• SET TASK: Output the lines that follow exactly as they are.

• GIVEN INFORMATION:
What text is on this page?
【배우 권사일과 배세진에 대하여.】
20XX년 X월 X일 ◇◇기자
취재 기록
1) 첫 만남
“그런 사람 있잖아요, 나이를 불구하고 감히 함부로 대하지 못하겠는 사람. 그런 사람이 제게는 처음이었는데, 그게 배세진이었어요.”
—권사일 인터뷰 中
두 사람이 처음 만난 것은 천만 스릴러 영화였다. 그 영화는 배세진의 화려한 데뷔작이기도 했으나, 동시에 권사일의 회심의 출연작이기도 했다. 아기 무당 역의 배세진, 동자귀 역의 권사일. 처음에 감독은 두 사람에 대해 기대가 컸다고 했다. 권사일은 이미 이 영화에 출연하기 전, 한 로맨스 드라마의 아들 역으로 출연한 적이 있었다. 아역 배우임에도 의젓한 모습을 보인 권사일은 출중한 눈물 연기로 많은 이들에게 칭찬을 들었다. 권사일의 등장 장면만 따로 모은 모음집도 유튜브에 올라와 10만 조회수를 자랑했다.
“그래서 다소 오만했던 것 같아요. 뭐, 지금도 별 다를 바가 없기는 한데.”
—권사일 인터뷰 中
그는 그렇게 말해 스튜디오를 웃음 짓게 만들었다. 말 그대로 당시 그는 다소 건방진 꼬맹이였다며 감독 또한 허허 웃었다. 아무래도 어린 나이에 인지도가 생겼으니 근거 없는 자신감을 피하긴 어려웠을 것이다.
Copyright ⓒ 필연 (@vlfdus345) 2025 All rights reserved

• EXERCISE OUTPUT:
What text is on this page?
【배우 권사일과 배세진에 대하여.】
20XX년 X월 X일 ◇◇기자
취재 기록
1) 첫 만남
“그런 사람 있잖아요, 나이를 불구하고 감히 함부로 대하지 못하겠는 사람. 그런 사람이 제게는 처음이었는데, 그게 배세진이었어요.”
—권사일 인터뷰 中
두 사람이 처음 만난 것은 천만 스릴러 영화였다. 그 영화는 배세진의 화려한 데뷔작이기도 했으나, 동시에 권사일의 회심의 출연작이기도 했다. 아기 무당 역의 배세진, 동자귀 역의 권사일. 처음에 감독은 두 사람에 대해 기대가 컸다고 했다. 권사일은 이미 이 영화에 출연하기 전, 한 로맨스 드라마의 아들 역으로 출연한 적이 있었다. 아역 배우임에도 의젓한 모습을 보인 권사일은 출중한 눈물 연기로 많은 이들에게 칭찬을 들었다. 권사일의 등장 장면만 따로 모은 모음집도 유튜브에 올라와 10만 조회수를 자랑했다.
“그래서 다소 오만했던 것 같아요. 뭐, 지금도 별 다를 바가 없기는 한데.”
—권사일 인터뷰 中
그는 그렇게 말해 스튜디오를 웃음 짓게 만들었다. 말 그대로 당시 그는 다소 건방진 꼬맹이였다며 감독 또한 허허 웃었다. 아무래도 어린 나이에 인지도가 생겼으니 근거 없는 자신감을 피하긴 어려웠을 것이다.
Copyright ⓒ 필연 (@vlfdus345) 2025 All rights reserved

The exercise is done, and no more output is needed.